* Start Material provided *

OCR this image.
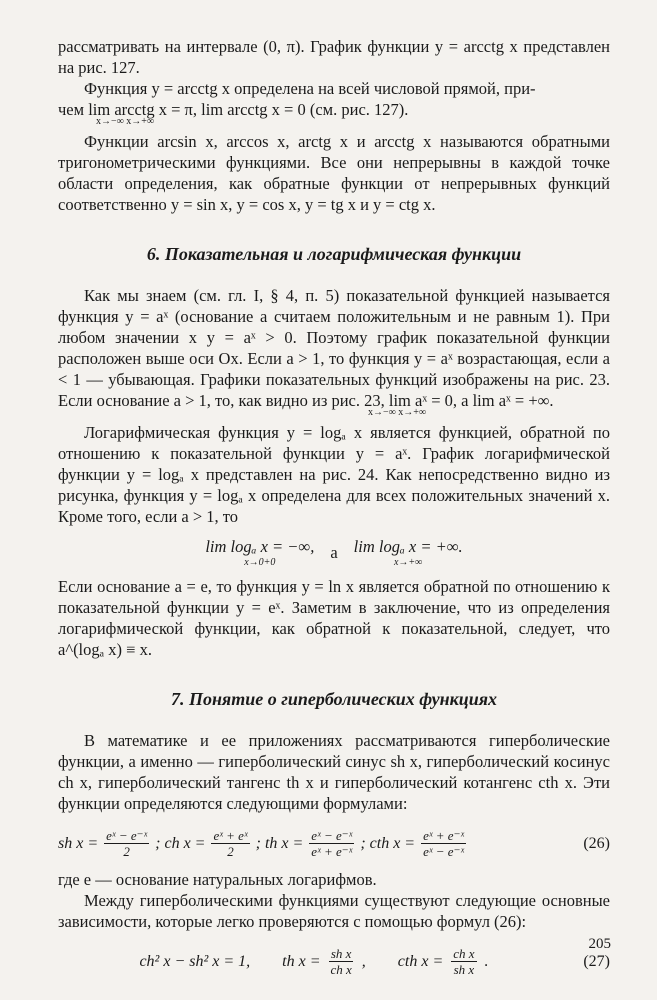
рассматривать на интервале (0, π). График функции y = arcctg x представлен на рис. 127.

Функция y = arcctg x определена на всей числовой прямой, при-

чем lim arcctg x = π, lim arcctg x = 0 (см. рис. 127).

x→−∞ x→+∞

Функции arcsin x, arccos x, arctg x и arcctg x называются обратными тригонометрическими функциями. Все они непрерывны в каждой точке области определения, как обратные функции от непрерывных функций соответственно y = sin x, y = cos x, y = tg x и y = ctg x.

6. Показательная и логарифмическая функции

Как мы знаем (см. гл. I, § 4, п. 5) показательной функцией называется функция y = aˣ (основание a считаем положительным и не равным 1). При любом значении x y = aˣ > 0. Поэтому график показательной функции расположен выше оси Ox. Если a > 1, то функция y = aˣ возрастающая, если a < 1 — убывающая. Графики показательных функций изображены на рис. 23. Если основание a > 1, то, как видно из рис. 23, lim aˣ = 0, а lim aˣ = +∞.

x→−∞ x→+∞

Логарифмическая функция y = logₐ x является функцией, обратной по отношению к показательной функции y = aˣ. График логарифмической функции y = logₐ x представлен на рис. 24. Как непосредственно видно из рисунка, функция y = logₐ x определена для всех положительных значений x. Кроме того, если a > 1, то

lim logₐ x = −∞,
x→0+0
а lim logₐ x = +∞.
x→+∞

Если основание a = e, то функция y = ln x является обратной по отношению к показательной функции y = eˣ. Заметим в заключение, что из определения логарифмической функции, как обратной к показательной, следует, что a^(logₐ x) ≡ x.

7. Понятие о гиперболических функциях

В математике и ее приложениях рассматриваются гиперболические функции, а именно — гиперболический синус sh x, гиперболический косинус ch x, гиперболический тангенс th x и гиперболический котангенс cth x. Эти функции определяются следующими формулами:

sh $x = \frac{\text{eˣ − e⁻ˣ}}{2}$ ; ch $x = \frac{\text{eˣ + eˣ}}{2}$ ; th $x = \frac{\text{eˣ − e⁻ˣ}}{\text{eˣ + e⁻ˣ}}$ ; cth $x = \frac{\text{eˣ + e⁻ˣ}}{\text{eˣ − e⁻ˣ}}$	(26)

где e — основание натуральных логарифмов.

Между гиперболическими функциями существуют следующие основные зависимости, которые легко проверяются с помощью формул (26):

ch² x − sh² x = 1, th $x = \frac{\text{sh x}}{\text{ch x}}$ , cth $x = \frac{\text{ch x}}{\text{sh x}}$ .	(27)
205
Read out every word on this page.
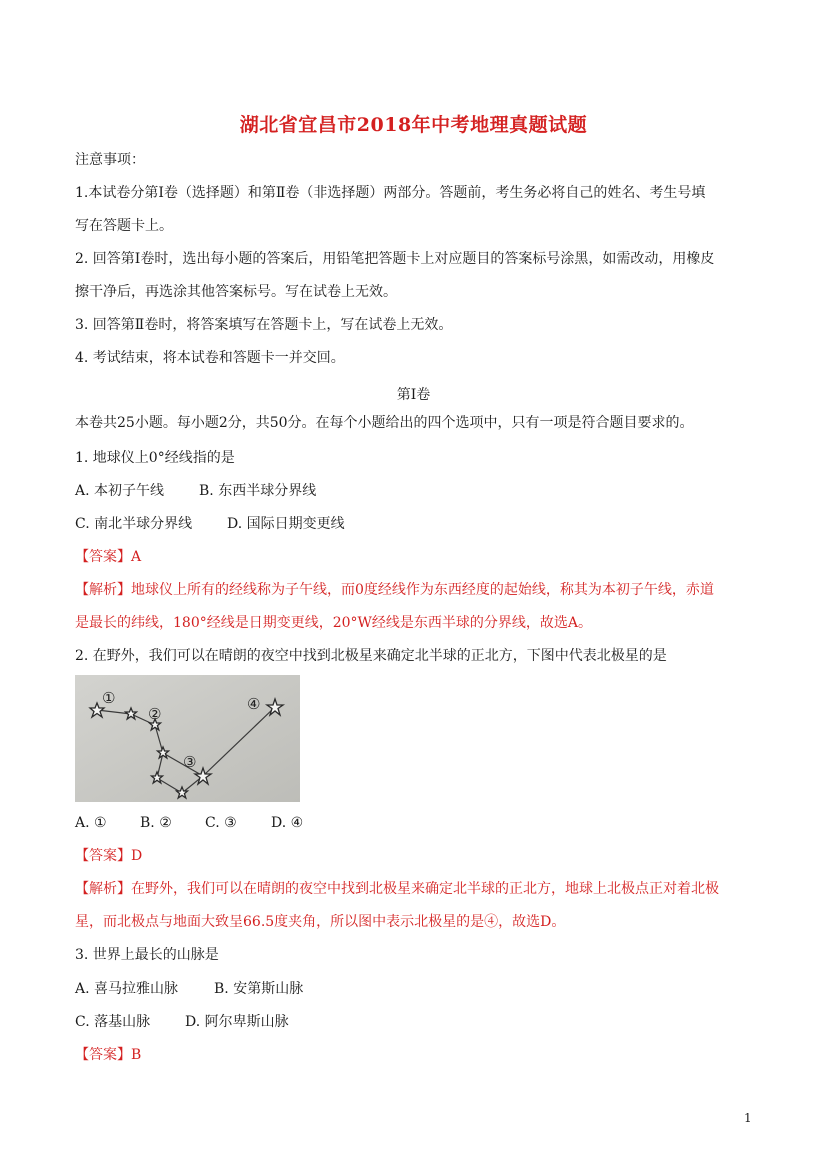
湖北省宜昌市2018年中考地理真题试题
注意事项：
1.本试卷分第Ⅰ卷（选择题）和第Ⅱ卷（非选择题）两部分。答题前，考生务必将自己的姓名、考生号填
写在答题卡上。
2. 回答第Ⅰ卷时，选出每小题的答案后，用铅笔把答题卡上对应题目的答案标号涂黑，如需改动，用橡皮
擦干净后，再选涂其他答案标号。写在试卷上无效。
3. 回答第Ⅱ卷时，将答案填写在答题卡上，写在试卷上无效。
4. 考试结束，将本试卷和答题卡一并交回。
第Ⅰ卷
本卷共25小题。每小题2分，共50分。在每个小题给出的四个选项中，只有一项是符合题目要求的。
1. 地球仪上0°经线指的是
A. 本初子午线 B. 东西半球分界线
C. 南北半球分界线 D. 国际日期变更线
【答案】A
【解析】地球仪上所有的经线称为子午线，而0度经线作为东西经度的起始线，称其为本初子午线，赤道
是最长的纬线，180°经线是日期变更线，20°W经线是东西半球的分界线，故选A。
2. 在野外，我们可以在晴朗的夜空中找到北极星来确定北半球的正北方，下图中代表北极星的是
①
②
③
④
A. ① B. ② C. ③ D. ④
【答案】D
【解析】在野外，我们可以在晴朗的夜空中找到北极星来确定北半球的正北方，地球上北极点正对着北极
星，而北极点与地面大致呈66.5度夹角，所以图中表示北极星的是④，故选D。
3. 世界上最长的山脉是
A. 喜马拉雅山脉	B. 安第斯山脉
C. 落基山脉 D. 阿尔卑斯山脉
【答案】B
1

* End Material provided *
* Start Material provided *

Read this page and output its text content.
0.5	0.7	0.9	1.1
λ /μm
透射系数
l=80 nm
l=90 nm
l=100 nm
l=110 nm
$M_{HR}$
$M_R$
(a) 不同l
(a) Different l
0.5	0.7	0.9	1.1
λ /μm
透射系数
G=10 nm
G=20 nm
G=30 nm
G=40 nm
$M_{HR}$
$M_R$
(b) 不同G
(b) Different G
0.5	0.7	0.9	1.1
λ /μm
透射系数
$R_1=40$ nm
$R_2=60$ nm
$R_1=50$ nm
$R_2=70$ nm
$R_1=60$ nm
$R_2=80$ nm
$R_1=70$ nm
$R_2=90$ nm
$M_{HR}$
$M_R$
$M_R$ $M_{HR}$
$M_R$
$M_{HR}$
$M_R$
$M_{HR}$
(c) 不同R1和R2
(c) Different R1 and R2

* End Material provided *

▶ [Instructions for the task] Go over the data above and copy every line that has the word "основание" in it.

▶ [Reply]
Как мы знаем (см. гл. I, § 4, п. 5) показательной функцией называется функция y = aˣ (основание a считаем положительным и не равным 1). При любом значении x y = aˣ > 0. Поэтому график показательной функции расположен выше оси Ox. Если a > 1, то функция y = aˣ возрастающая, если a < 1 — убывающая. Графики показательных функций изображены на рис. 23. Если основание a > 1, то, как видно из рис. 23, lim aˣ = 0, а lim aˣ = +∞.
Если основание a = e, то функция y = ln x является обратной по отношению к показательной функции y = eˣ. Заметим в заключение, что из определения логарифмической функции, как обратной к показательной, следует, что a^(logₐ x) ≡ x.
где e — основание натуральных логарифмов.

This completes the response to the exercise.